Direction –
Print all of the entries exactly, minus the pictures.

________________________________________

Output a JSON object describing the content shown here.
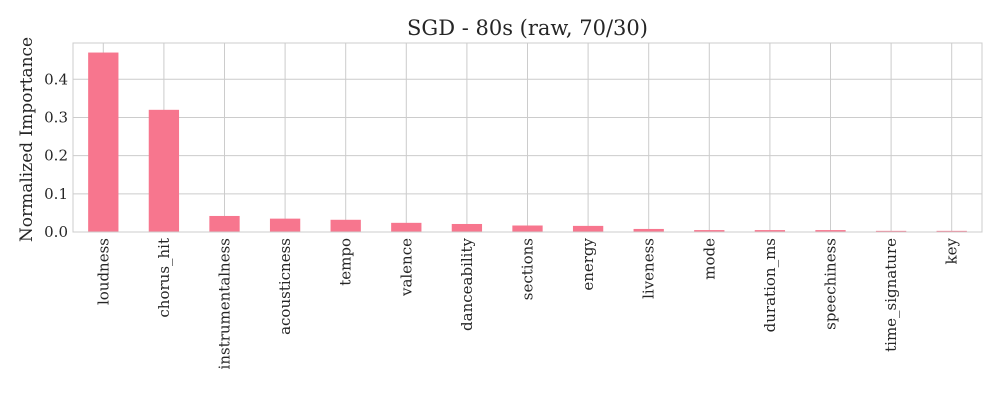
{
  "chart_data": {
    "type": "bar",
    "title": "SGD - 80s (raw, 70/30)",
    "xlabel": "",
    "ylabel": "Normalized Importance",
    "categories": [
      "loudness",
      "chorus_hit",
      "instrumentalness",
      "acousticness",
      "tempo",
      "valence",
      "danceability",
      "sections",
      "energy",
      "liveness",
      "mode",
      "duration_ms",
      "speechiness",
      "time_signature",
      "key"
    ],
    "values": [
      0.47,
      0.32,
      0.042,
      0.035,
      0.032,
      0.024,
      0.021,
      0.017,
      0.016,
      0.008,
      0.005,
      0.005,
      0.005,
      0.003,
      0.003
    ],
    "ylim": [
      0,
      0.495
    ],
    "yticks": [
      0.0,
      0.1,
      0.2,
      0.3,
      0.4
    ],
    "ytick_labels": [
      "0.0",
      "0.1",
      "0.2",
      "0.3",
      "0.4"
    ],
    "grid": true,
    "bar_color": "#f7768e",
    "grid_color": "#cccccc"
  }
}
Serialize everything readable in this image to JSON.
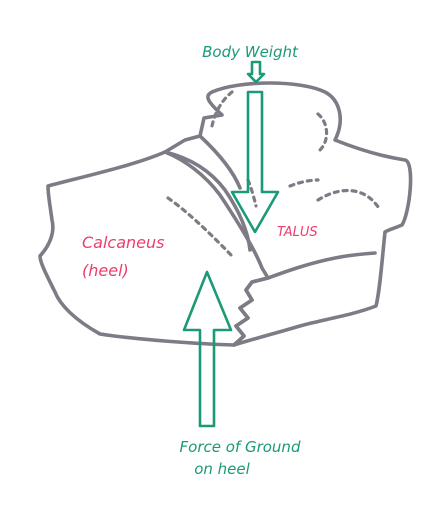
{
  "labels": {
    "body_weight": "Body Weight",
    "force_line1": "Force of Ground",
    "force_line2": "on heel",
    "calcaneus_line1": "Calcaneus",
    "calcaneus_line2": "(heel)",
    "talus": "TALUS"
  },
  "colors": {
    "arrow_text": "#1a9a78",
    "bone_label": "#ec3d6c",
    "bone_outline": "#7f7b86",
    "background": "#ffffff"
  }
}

________________________________________

Solution to this task –
Output a JSON object describing the content shown here.
{
  "chart_data": {
    "type": "bar",
    "title": "SGD - 80s (raw, 70/30)",
    "xlabel": "",
    "ylabel": "Normalized Importance",
    "categories": [
      "loudness",
      "chorus_hit",
      "instrumentalness",
      "acousticness",
      "tempo",
      "valence",
      "danceability",
      "sections",
      "energy",
      "liveness",
      "mode",
      "duration_ms",
      "speechiness",
      "time_signature",
      "key"
    ],
    "values": [
      0.47,
      0.32,
      0.042,
      0.035,
      0.032,
      0.024,
      0.021,
      0.017,
      0.016,
      0.008,
      0.005,
      0.005,
      0.005,
      0.003,
      0.003
    ],
    "ylim": [
      0,
      0.495
    ],
    "yticks": [
      0.0,
      0.1,
      0.2,
      0.3,
      0.4
    ],
    "ytick_labels": [
      "0.0",
      "0.1",
      "0.2",
      "0.3",
      "0.4"
    ],
    "grid": true,
    "bar_color": "#f7768e",
    "grid_color": "#cccccc"
  }
}
Serialize everything readable in this image to JSON.
{
  "labels": {
    "body_weight": "Body Weight",
    "force_line1": "Force of Ground",
    "force_line2": "on heel",
    "calcaneus_line1": "Calcaneus",
    "calcaneus_line2": "(heel)",
    "talus": "TALUS"
  },
  "colors": {
    "arrow_text": "#1a9a78",
    "bone_label": "#ec3d6c",
    "bone_outline": "#7f7b86",
    "background": "#ffffff"
  }
}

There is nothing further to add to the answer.